Stored data entries
## BEGIN

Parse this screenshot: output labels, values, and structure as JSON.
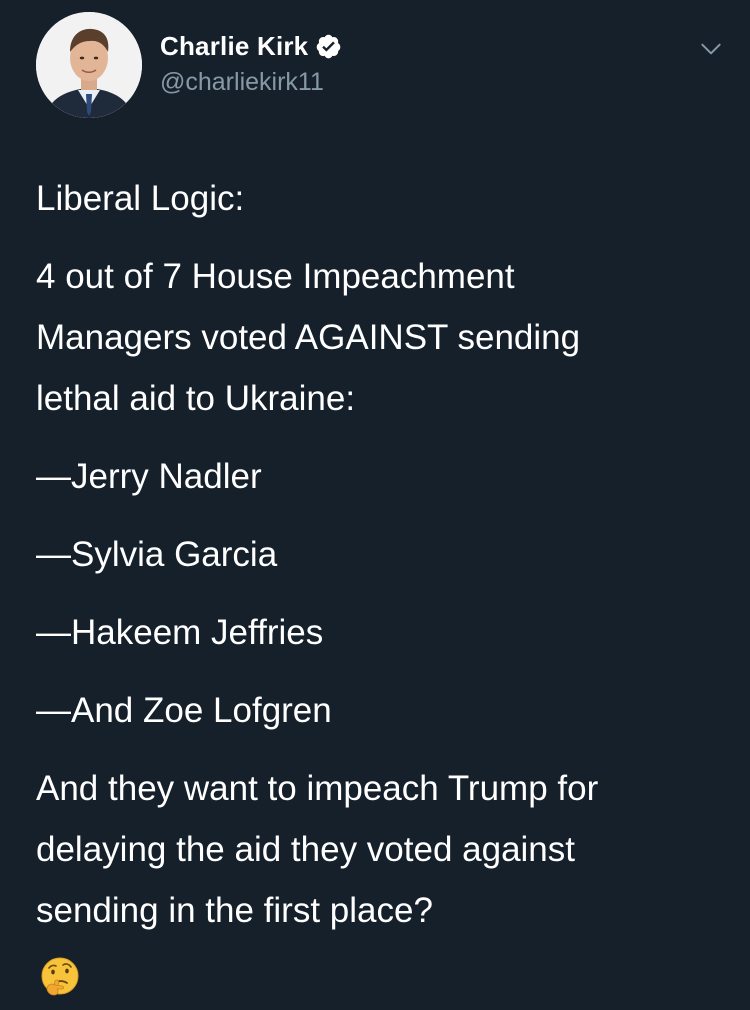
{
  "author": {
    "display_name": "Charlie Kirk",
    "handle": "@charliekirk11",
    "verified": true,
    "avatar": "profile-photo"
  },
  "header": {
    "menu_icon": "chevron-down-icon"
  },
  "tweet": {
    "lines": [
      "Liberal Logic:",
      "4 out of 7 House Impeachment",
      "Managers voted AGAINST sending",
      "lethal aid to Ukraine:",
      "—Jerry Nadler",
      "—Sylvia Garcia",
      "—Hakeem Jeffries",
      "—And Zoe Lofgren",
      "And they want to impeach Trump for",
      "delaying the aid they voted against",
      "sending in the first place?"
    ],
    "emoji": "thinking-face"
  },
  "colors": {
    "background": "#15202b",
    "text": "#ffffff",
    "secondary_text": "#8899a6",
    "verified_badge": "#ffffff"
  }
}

## END

Job :: Generate a word-for-word copy of the preceding records, excluding all pictures.

Exercise answer ::
Parse this screenshot: output labels, values, and structure as JSON.
{
  "author": {
    "display_name": "Charlie Kirk",
    "handle": "@charliekirk11",
    "verified": true,
    "avatar": "profile-photo"
  },
  "header": {
    "menu_icon": "chevron-down-icon"
  },
  "tweet": {
    "lines": [
      "Liberal Logic:",
      "4 out of 7 House Impeachment",
      "Managers voted AGAINST sending",
      "lethal aid to Ukraine:",
      "—Jerry Nadler",
      "—Sylvia Garcia",
      "—Hakeem Jeffries",
      "—And Zoe Lofgren",
      "And they want to impeach Trump for",
      "delaying the aid they voted against",
      "sending in the first place?"
    ],
    "emoji": "thinking-face"
  },
  "colors": {
    "background": "#15202b",
    "text": "#ffffff",
    "secondary_text": "#8899a6",
    "verified_badge": "#ffffff"
  }
}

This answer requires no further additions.